■ **Objective**: Copy each line of the listing below exactly.

Start Input

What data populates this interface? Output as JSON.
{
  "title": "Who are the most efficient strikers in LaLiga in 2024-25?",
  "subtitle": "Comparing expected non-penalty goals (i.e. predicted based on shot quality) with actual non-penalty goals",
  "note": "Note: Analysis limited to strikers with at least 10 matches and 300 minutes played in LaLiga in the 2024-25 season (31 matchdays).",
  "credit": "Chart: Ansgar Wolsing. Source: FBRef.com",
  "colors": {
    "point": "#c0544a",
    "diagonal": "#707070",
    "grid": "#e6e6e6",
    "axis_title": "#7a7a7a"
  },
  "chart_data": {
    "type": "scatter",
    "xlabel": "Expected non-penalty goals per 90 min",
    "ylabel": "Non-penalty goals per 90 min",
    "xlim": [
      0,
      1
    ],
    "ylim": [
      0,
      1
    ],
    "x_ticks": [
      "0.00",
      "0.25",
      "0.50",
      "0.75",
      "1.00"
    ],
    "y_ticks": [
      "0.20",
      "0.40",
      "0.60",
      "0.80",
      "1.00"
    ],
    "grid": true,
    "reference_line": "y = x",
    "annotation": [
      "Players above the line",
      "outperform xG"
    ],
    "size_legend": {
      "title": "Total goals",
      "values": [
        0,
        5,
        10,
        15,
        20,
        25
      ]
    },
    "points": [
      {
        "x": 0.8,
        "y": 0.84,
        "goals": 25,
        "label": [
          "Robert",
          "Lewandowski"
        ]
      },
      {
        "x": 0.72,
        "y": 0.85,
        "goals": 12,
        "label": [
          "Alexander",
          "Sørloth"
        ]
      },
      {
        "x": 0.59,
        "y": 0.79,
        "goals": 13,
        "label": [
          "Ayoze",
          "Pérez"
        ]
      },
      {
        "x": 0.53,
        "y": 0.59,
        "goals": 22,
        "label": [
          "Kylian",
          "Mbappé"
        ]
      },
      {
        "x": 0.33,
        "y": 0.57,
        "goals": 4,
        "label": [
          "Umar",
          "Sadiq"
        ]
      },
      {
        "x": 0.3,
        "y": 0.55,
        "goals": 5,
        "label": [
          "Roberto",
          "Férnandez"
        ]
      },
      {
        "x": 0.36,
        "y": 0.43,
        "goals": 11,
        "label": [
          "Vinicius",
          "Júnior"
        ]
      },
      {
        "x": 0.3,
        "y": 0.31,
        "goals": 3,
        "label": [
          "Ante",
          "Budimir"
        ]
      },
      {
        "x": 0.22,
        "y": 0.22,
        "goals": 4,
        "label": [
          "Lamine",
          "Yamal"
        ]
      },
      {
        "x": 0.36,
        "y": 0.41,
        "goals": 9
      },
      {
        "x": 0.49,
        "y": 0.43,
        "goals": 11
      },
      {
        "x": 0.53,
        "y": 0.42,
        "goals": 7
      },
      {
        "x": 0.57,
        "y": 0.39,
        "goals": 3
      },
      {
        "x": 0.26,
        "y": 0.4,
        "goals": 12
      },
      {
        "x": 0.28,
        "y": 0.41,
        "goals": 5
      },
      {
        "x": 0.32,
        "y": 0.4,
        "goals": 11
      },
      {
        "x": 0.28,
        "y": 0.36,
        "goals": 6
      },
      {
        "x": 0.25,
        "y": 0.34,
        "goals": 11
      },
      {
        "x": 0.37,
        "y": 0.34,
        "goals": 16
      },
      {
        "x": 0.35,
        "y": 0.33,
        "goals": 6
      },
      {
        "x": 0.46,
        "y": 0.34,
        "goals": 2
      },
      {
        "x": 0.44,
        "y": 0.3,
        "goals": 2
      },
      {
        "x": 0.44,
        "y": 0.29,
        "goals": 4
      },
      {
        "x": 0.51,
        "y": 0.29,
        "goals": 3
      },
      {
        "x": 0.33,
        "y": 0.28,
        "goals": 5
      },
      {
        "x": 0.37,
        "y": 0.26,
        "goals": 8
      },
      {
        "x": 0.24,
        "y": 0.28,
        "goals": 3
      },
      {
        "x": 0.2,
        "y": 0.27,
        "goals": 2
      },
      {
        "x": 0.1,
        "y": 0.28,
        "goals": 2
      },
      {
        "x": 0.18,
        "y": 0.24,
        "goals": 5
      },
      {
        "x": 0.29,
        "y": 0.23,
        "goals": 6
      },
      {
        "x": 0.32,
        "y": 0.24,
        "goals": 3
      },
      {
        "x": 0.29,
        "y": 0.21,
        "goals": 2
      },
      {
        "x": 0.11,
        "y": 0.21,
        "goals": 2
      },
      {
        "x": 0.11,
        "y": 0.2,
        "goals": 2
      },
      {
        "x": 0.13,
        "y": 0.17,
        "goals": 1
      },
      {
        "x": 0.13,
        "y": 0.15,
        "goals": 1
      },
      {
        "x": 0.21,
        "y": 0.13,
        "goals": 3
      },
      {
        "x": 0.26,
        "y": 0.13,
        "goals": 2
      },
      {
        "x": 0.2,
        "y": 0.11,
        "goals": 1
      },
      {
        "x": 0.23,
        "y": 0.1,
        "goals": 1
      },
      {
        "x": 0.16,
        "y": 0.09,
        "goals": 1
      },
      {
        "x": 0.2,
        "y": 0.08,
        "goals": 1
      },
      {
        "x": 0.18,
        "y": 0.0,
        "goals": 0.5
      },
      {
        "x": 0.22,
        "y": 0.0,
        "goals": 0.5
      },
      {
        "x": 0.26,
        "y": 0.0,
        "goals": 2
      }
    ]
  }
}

End Input

■ **Exercise result**:
What data populates this interface? Output as JSON.
{
  "title": "Who are the most efficient strikers in LaLiga in 2024-25?",
  "subtitle": "Comparing expected non-penalty goals (i.e. predicted based on shot quality) with actual non-penalty goals",
  "note": "Note: Analysis limited to strikers with at least 10 matches and 300 minutes played in LaLiga in the 2024-25 season (31 matchdays).",
  "credit": "Chart: Ansgar Wolsing. Source: FBRef.com",
  "colors": {
    "point": "#c0544a",
    "diagonal": "#707070",
    "grid": "#e6e6e6",
    "axis_title": "#7a7a7a"
  },
  "chart_data": {
    "type": "scatter",
    "xlabel": "Expected non-penalty goals per 90 min",
    "ylabel": "Non-penalty goals per 90 min",
    "xlim": [
      0,
      1
    ],
    "ylim": [
      0,
      1
    ],
    "x_ticks": [
      "0.00",
      "0.25",
      "0.50",
      "0.75",
      "1.00"
    ],
    "y_ticks": [
      "0.20",
      "0.40",
      "0.60",
      "0.80",
      "1.00"
    ],
    "grid": true,
    "reference_line": "y = x",
    "annotation": [
      "Players above the line",
      "outperform xG"
    ],
    "size_legend": {
      "title": "Total goals",
      "values": [
        0,
        5,
        10,
        15,
        20,
        25
      ]
    },
    "points": [
      {
        "x": 0.8,
        "y": 0.84,
        "goals": 25,
        "label": [
          "Robert",
          "Lewandowski"
        ]
      },
      {
        "x": 0.72,
        "y": 0.85,
        "goals": 12,
        "label": [
          "Alexander",
          "Sørloth"
        ]
      },
      {
        "x": 0.59,
        "y": 0.79,
        "goals": 13,
        "label": [
          "Ayoze",
          "Pérez"
        ]
      },
      {
        "x": 0.53,
        "y": 0.59,
        "goals": 22,
        "label": [
          "Kylian",
          "Mbappé"
        ]
      },
      {
        "x": 0.33,
        "y": 0.57,
        "goals": 4,
        "label": [
          "Umar",
          "Sadiq"
        ]
      },
      {
        "x": 0.3,
        "y": 0.55,
        "goals": 5,
        "label": [
          "Roberto",
          "Férnandez"
        ]
      },
      {
        "x": 0.36,
        "y": 0.43,
        "goals": 11,
        "label": [
          "Vinicius",
          "Júnior"
        ]
      },
      {
        "x": 0.3,
        "y": 0.31,
        "goals": 3,
        "label": [
          "Ante",
          "Budimir"
        ]
      },
      {
        "x": 0.22,
        "y": 0.22,
        "goals": 4,
        "label": [
          "Lamine",
          "Yamal"
        ]
      },
      {
        "x": 0.36,
        "y": 0.41,
        "goals": 9
      },
      {
        "x": 0.49,
        "y": 0.43,
        "goals": 11
      },
      {
        "x": 0.53,
        "y": 0.42,
        "goals": 7
      },
      {
        "x": 0.57,
        "y": 0.39,
        "goals": 3
      },
      {
        "x": 0.26,
        "y": 0.4,
        "goals": 12
      },
      {
        "x": 0.28,
        "y": 0.41,
        "goals": 5
      },
      {
        "x": 0.32,
        "y": 0.4,
        "goals": 11
      },
      {
        "x": 0.28,
        "y": 0.36,
        "goals": 6
      },
      {
        "x": 0.25,
        "y": 0.34,
        "goals": 11
      },
      {
        "x": 0.37,
        "y": 0.34,
        "goals": 16
      },
      {
        "x": 0.35,
        "y": 0.33,
        "goals": 6
      },
      {
        "x": 0.46,
        "y": 0.34,
        "goals": 2
      },
      {
        "x": 0.44,
        "y": 0.3,
        "goals": 2
      },
      {
        "x": 0.44,
        "y": 0.29,
        "goals": 4
      },
      {
        "x": 0.51,
        "y": 0.29,
        "goals": 3
      },
      {
        "x": 0.33,
        "y": 0.28,
        "goals": 5
      },
      {
        "x": 0.37,
        "y": 0.26,
        "goals": 8
      },
      {
        "x": 0.24,
        "y": 0.28,
        "goals": 3
      },
      {
        "x": 0.2,
        "y": 0.27,
        "goals": 2
      },
      {
        "x": 0.1,
        "y": 0.28,
        "goals": 2
      },
      {
        "x": 0.18,
        "y": 0.24,
        "goals": 5
      },
      {
        "x": 0.29,
        "y": 0.23,
        "goals": 6
      },
      {
        "x": 0.32,
        "y": 0.24,
        "goals": 3
      },
      {
        "x": 0.29,
        "y": 0.21,
        "goals": 2
      },
      {
        "x": 0.11,
        "y": 0.21,
        "goals": 2
      },
      {
        "x": 0.11,
        "y": 0.2,
        "goals": 2
      },
      {
        "x": 0.13,
        "y": 0.17,
        "goals": 1
      },
      {
        "x": 0.13,
        "y": 0.15,
        "goals": 1
      },
      {
        "x": 0.21,
        "y": 0.13,
        "goals": 3
      },
      {
        "x": 0.26,
        "y": 0.13,
        "goals": 2
      },
      {
        "x": 0.2,
        "y": 0.11,
        "goals": 1
      },
      {
        "x": 0.23,
        "y": 0.1,
        "goals": 1
      },
      {
        "x": 0.16,
        "y": 0.09,
        "goals": 1
      },
      {
        "x": 0.2,
        "y": 0.08,
        "goals": 1
      },
      {
        "x": 0.18,
        "y": 0.0,
        "goals": 0.5
      },
      {
        "x": 0.22,
        "y": 0.0,
        "goals": 0.5
      },
      {
        "x": 0.26,
        "y": 0.0,
        "goals": 2
      }
    ]
  }
}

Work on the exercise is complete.